What you need to do.
Examine each line of the data. Copy those that contain the string "你在股市赚钱了吗".

Saved entries
--- Begin ---

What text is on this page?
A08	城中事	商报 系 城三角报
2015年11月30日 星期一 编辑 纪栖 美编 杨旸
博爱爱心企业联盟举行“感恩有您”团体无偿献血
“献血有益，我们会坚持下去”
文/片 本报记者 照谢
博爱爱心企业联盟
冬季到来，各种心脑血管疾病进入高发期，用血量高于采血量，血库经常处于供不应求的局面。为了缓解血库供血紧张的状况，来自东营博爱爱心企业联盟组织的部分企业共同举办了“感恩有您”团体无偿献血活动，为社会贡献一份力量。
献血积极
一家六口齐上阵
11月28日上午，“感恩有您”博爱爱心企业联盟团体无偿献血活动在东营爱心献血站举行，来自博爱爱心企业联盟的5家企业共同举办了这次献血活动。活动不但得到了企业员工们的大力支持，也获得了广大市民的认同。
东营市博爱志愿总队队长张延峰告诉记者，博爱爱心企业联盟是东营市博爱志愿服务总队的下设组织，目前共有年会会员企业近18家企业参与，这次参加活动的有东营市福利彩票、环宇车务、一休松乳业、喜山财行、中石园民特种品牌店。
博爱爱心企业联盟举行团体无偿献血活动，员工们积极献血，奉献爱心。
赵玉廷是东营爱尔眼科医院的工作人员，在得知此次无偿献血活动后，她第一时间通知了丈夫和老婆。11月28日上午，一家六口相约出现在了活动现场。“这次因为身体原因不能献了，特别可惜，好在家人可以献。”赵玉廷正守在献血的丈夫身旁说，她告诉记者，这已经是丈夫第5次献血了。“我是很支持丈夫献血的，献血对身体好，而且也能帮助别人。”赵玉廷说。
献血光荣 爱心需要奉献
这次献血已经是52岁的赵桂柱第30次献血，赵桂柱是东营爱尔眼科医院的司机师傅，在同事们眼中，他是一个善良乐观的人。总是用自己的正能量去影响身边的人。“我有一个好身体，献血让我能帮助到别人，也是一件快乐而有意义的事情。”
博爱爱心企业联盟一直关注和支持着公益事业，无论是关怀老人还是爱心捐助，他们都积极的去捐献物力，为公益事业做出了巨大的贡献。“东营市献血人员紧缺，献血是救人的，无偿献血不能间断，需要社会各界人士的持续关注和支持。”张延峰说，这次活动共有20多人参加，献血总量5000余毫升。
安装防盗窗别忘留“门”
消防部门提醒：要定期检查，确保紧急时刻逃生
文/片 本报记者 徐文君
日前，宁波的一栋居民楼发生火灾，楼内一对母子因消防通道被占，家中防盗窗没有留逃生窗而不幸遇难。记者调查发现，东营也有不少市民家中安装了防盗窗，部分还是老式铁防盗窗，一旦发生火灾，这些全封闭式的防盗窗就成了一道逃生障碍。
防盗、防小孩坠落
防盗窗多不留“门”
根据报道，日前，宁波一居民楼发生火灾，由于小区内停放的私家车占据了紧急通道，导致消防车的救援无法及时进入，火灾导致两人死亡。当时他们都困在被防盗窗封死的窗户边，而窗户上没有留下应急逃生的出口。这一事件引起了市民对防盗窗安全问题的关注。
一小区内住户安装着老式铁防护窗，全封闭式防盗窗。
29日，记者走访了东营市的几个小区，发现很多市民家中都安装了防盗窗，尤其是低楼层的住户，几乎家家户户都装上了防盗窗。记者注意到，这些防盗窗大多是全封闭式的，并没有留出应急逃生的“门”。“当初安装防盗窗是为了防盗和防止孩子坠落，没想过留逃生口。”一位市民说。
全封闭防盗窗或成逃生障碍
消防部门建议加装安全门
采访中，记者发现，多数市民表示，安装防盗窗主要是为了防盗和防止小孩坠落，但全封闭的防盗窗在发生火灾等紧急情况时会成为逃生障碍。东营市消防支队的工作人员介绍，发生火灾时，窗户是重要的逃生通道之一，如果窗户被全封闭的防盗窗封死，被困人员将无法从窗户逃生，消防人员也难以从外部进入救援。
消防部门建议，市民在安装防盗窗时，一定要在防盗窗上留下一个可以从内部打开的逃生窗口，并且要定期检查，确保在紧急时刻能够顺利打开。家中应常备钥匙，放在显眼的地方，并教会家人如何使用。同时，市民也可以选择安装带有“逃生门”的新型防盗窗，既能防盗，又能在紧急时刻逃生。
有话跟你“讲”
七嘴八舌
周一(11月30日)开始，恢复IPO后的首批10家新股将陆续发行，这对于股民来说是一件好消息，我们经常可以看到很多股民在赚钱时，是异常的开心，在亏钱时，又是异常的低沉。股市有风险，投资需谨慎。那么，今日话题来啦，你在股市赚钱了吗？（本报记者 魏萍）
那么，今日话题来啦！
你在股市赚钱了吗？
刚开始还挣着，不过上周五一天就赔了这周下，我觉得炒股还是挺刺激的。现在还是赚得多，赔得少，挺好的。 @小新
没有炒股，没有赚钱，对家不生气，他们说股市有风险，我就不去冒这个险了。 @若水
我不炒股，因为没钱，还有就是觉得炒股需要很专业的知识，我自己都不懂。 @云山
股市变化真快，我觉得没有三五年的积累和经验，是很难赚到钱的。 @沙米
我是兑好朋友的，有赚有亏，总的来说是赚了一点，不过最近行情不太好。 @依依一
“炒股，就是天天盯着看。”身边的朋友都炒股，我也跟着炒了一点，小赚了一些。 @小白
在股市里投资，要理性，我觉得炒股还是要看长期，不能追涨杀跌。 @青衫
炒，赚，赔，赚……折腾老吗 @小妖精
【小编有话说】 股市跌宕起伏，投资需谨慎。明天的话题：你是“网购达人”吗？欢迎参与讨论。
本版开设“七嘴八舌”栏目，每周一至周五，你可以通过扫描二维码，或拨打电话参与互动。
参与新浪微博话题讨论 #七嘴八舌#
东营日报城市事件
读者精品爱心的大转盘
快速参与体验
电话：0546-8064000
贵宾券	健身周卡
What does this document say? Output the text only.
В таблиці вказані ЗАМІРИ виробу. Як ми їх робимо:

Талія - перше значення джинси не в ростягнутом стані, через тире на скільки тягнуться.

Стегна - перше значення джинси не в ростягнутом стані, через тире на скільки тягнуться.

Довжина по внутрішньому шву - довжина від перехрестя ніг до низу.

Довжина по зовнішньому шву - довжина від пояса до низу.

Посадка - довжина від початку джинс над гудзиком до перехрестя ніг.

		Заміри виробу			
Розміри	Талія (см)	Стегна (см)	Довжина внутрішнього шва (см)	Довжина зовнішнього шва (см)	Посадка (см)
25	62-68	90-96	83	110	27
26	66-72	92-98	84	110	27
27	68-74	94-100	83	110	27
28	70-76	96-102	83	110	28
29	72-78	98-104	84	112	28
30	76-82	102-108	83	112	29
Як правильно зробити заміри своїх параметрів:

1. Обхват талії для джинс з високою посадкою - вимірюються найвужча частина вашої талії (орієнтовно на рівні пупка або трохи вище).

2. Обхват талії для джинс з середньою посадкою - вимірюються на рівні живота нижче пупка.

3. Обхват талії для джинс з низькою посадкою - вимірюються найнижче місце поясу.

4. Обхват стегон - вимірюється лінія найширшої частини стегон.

--- End ---

Worked solution.
周一(11月30日)开始，恢复IPO后的首批10家新股将陆续发行，这对于股民来说是一件好消息，我们经常可以看到很多股民在赚钱时，是异常的开心，在亏钱时，又是异常的低沉。股市有风险，投资需谨慎。那么，今日话题来啦，你在股市赚钱了吗？（本报记者 魏萍）
你在股市赚钱了吗？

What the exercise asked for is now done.